## Set exercise
Please give the listing again in its entirety, exactly as written.

## Excerpt from a dataset
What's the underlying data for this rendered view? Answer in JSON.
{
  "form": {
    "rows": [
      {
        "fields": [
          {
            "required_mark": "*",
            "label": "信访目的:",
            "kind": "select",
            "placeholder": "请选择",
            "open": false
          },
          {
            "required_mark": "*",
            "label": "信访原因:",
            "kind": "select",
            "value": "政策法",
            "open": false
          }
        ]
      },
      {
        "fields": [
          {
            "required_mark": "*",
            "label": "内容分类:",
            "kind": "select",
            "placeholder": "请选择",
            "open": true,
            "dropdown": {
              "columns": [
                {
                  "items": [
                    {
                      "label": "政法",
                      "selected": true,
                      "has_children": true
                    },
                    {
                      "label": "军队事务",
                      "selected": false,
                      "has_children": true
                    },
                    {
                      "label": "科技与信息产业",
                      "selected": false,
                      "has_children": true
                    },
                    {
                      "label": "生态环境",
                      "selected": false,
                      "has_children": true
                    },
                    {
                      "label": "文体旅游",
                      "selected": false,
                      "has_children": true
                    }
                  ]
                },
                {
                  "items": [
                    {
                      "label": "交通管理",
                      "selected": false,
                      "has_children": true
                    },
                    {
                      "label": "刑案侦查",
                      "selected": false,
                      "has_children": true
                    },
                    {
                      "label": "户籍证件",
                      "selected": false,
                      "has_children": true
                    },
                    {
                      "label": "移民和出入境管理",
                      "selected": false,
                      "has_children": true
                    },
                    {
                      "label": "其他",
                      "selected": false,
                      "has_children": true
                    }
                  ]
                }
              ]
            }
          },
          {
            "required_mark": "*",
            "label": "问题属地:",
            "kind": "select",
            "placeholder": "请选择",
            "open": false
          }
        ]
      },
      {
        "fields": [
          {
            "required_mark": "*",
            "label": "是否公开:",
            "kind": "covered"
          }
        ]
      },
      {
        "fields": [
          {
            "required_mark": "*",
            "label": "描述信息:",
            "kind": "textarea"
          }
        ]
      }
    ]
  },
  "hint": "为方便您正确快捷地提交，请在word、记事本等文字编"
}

## Output for this exercise
What's the underlying data for this rendered view? Answer in JSON.
{
  "form": {
    "rows": [
      {
        "fields": [
          {
            "required_mark": "*",
            "label": "信访目的:",
            "kind": "select",
            "placeholder": "请选择",
            "open": false
          },
          {
            "required_mark": "*",
            "label": "信访原因:",
            "kind": "select",
            "value": "政策法",
            "open": false
          }
        ]
      },
      {
        "fields": [
          {
            "required_mark": "*",
            "label": "内容分类:",
            "kind": "select",
            "placeholder": "请选择",
            "open": true,
            "dropdown": {
              "columns": [
                {
                  "items": [
                    {
                      "label": "政法",
                      "selected": true,
                      "has_children": true
                    },
                    {
                      "label": "军队事务",
                      "selected": false,
                      "has_children": true
                    },
                    {
                      "label": "科技与信息产业",
                      "selected": false,
                      "has_children": true
                    },
                    {
                      "label": "生态环境",
                      "selected": false,
                      "has_children": true
                    },
                    {
                      "label": "文体旅游",
                      "selected": false,
                      "has_children": true
                    }
                  ]
                },
                {
                  "items": [
                    {
                      "label": "交通管理",
                      "selected": false,
                      "has_children": true
                    },
                    {
                      "label": "刑案侦查",
                      "selected": false,
                      "has_children": true
                    },
                    {
                      "label": "户籍证件",
                      "selected": false,
                      "has_children": true
                    },
                    {
                      "label": "移民和出入境管理",
                      "selected": false,
                      "has_children": true
                    },
                    {
                      "label": "其他",
                      "selected": false,
                      "has_children": true
                    }
                  ]
                }
              ]
            }
          },
          {
            "required_mark": "*",
            "label": "问题属地:",
            "kind": "select",
            "placeholder": "请选择",
            "open": false
          }
        ]
      },
      {
        "fields": [
          {
            "required_mark": "*",
            "label": "是否公开:",
            "kind": "covered"
          }
        ]
      },
      {
        "fields": [
          {
            "required_mark": "*",
            "label": "描述信息:",
            "kind": "textarea"
          }
        ]
      }
    ]
  },
  "hint": "为方便您正确快捷地提交，请在word、记事本等文字编"
}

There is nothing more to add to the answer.